--- BEGIN Data supplied ---
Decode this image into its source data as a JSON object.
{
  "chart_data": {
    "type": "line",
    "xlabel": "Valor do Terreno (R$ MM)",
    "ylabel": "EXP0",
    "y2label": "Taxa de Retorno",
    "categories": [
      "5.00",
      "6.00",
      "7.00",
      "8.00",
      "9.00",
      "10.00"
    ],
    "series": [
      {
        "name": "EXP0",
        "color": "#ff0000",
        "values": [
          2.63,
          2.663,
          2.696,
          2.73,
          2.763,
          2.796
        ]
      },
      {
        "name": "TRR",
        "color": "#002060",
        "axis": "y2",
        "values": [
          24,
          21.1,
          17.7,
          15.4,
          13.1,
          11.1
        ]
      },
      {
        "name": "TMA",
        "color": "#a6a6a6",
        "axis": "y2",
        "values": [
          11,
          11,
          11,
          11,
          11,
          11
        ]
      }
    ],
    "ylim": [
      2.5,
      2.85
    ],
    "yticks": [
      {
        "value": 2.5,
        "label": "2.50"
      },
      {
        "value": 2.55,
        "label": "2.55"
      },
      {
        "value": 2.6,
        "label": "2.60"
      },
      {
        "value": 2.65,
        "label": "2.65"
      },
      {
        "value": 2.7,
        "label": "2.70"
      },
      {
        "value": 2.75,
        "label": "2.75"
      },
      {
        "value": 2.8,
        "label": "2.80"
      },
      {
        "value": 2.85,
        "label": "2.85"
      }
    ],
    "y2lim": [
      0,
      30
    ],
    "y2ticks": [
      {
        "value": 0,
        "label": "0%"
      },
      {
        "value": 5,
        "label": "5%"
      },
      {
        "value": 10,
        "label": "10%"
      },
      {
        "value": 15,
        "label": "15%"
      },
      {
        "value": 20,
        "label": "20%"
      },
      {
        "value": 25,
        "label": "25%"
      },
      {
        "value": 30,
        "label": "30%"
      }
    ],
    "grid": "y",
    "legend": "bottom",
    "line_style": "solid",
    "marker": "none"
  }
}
--- END Data supplied ---
Directive - Each line of the material should be duplicated exactly, please.

Correct answer -
Decode this image into its source data as a JSON object.
{
  "chart_data": {
    "type": "line",
    "xlabel": "Valor do Terreno (R$ MM)",
    "ylabel": "EXP0",
    "y2label": "Taxa de Retorno",
    "categories": [
      "5.00",
      "6.00",
      "7.00",
      "8.00",
      "9.00",
      "10.00"
    ],
    "series": [
      {
        "name": "EXP0",
        "color": "#ff0000",
        "values": [
          2.63,
          2.663,
          2.696,
          2.73,
          2.763,
          2.796
        ]
      },
      {
        "name": "TRR",
        "color": "#002060",
        "axis": "y2",
        "values": [
          24,
          21.1,
          17.7,
          15.4,
          13.1,
          11.1
        ]
      },
      {
        "name": "TMA",
        "color": "#a6a6a6",
        "axis": "y2",
        "values": [
          11,
          11,
          11,
          11,
          11,
          11
        ]
      }
    ],
    "ylim": [
      2.5,
      2.85
    ],
    "yticks": [
      {
        "value": 2.5,
        "label": "2.50"
      },
      {
        "value": 2.55,
        "label": "2.55"
      },
      {
        "value": 2.6,
        "label": "2.60"
      },
      {
        "value": 2.65,
        "label": "2.65"
      },
      {
        "value": 2.7,
        "label": "2.70"
      },
      {
        "value": 2.75,
        "label": "2.75"
      },
      {
        "value": 2.8,
        "label": "2.80"
      },
      {
        "value": 2.85,
        "label": "2.85"
      }
    ],
    "y2lim": [
      0,
      30
    ],
    "y2ticks": [
      {
        "value": 0,
        "label": "0%"
      },
      {
        "value": 5,
        "label": "5%"
      },
      {
        "value": 10,
        "label": "10%"
      },
      {
        "value": 15,
        "label": "15%"
      },
      {
        "value": 20,
        "label": "20%"
      },
      {
        "value": 25,
        "label": "25%"
      },
      {
        "value": 30,
        "label": "30%"
      }
    ],
    "grid": "y",
    "legend": "bottom",
    "line_style": "solid",
    "marker": "none"
  }
}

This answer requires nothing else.